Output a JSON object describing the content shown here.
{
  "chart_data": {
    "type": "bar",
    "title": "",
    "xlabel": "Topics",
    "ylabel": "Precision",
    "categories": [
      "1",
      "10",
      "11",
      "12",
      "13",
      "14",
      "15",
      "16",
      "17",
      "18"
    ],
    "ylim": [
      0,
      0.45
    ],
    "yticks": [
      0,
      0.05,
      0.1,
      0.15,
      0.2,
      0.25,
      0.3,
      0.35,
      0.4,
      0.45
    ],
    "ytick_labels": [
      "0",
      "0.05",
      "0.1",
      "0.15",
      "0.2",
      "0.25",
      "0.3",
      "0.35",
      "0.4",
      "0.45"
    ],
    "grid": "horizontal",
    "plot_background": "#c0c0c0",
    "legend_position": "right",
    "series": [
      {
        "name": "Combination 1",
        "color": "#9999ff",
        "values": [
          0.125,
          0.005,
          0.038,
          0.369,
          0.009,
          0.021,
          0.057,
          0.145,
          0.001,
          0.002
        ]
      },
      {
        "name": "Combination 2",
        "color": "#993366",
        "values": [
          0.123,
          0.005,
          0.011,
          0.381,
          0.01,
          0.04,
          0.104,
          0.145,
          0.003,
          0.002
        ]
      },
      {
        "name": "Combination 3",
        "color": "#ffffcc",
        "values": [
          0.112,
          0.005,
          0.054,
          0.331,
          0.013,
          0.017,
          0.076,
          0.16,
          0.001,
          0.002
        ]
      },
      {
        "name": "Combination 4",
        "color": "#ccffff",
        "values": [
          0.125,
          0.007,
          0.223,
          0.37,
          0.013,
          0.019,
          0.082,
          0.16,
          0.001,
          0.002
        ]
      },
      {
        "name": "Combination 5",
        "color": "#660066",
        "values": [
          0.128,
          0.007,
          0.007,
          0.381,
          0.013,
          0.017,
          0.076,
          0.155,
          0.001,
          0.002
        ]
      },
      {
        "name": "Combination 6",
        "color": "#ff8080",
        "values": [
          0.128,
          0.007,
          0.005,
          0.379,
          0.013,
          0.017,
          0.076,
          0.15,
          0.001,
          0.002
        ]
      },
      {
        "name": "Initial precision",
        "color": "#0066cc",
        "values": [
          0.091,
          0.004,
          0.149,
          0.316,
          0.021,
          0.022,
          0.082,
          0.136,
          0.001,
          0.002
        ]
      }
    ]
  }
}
-=-=-=-=-
• [SET EXERCISE]:
State how many lines in the records above contain the word "Combination", giving only the number.

• [WRITTEN SOLUTION]:
6